REQUEST
Restate each line word for word. Leave out every picture.

TASK INPUT
━━━

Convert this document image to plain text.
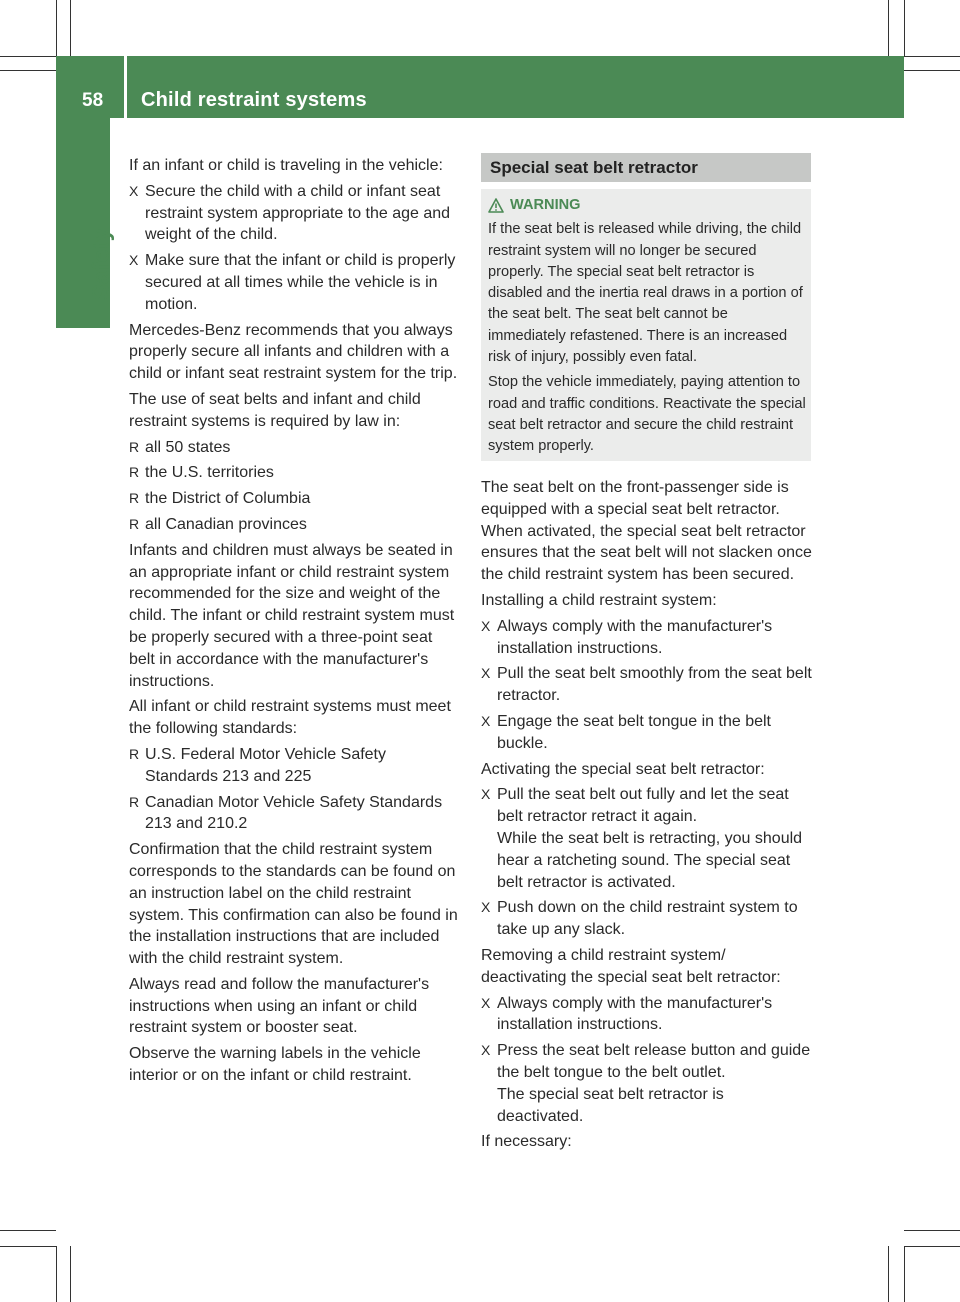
58 Child restraint systems
Safety

If an infant or child is traveling in the vehicle:

X Secure the child with a child or infant seat restraint system appropriate to the age and weight of the child.
X Make sure that the infant or child is properly secured at all times while the vehicle is in motion.

Mercedes-Benz recommends that you always properly secure all infants and children with a child or infant seat restraint system for the trip.

The use of seat belts and infant and child restraint systems is required by law in:

R all 50 states
R the U.S. territories
R the District of Columbia
R all Canadian provinces

Infants and children must always be seated in an appropriate infant or child restraint system recommended for the size and weight of the child. The infant or child restraint system must be properly secured with a three-point seat belt in accordance with the manufacturer's instructions.

All infant or child restraint systems must meet the following standards:

R U.S. Federal Motor Vehicle Safety Standards 213 and 225
R Canadian Motor Vehicle Safety Standards 213 and 210.2

Confirmation that the child restraint system corresponds to the standards can be found on an instruction label on the child restraint system. This confirmation can also be found in the installation instructions that are included with the child restraint system.

Always read and follow the manufacturer's instructions when using an infant or child restraint system or booster seat.

Observe the warning labels in the vehicle interior or on the infant or child restraint.

Special seat belt retractor
WARNING

If the seat belt is released while driving, the child restraint system will no longer be secured properly. The special seat belt retractor is disabled and the inertia real draws in a portion of the seat belt. The seat belt cannot be immediately refastened. There is an increased risk of injury, possibly even fatal.

Stop the vehicle immediately, paying attention to road and traffic conditions. Reactivate the special seat belt retractor and secure the child restraint system properly.

The seat belt on the front-passenger side is equipped with a special seat belt retractor. When activated, the special seat belt retractor ensures that the seat belt will not slacken once the child restraint system has been secured.

Installing a child restraint system:

X Always comply with the manufacturer's installation instructions.
X Pull the seat belt smoothly from the seat belt retractor.
X Engage the seat belt tongue in the belt buckle.

Activating the special seat belt retractor:

X Pull the seat belt out fully and let the seat belt retractor retract it again.
While the seat belt is retracting, you should hear a ratcheting sound. The special seat belt retractor is activated.
X Push down on the child restraint system to take up any slack.

Removing a child restraint system/ deactivating the special seat belt retractor:

X Always comply with the manufacturer's installation instructions.
X Press the seat belt release button and guide the belt tongue to the belt outlet.
The special seat belt retractor is deactivated.

If necessary:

━━━

TASK RESPONSE
Convert this document image to plain text.
58 Child restraint systems
Safety

If an infant or child is traveling in the vehicle:

X Secure the child with a child or infant seat restraint system appropriate to the age and weight of the child.
X Make sure that the infant or child is properly secured at all times while the vehicle is in motion.

Mercedes-Benz recommends that you always properly secure all infants and children with a child or infant seat restraint system for the trip.

The use of seat belts and infant and child restraint systems is required by law in:

R all 50 states
R the U.S. territories
R the District of Columbia
R all Canadian provinces

Infants and children must always be seated in an appropriate infant or child restraint system recommended for the size and weight of the child. The infant or child restraint system must be properly secured with a three-point seat belt in accordance with the manufacturer's instructions.

All infant or child restraint systems must meet the following standards:

R U.S. Federal Motor Vehicle Safety Standards 213 and 225
R Canadian Motor Vehicle Safety Standards 213 and 210.2

Confirmation that the child restraint system corresponds to the standards can be found on an instruction label on the child restraint system. This confirmation can also be found in the installation instructions that are included with the child restraint system.

Always read and follow the manufacturer's instructions when using an infant or child restraint system or booster seat.

Observe the warning labels in the vehicle interior or on the infant or child restraint.

Special seat belt retractor
WARNING

If the seat belt is released while driving, the child restraint system will no longer be secured properly. The special seat belt retractor is disabled and the inertia real draws in a portion of the seat belt. The seat belt cannot be immediately refastened. There is an increased risk of injury, possibly even fatal.

Stop the vehicle immediately, paying attention to road and traffic conditions. Reactivate the special seat belt retractor and secure the child restraint system properly.

The seat belt on the front-passenger side is equipped with a special seat belt retractor. When activated, the special seat belt retractor ensures that the seat belt will not slacken once the child restraint system has been secured.

Installing a child restraint system:

X Always comply with the manufacturer's installation instructions.
X Pull the seat belt smoothly from the seat belt retractor.
X Engage the seat belt tongue in the belt buckle.

Activating the special seat belt retractor:

X Pull the seat belt out fully and let the seat belt retractor retract it again.
While the seat belt is retracting, you should hear a ratcheting sound. The special seat belt retractor is activated.
X Push down on the child restraint system to take up any slack.

Removing a child restraint system/ deactivating the special seat belt retractor:

X Always comply with the manufacturer's installation instructions.
X Press the seat belt release button and guide the belt tongue to the belt outlet.
The special seat belt retractor is deactivated.

If necessary:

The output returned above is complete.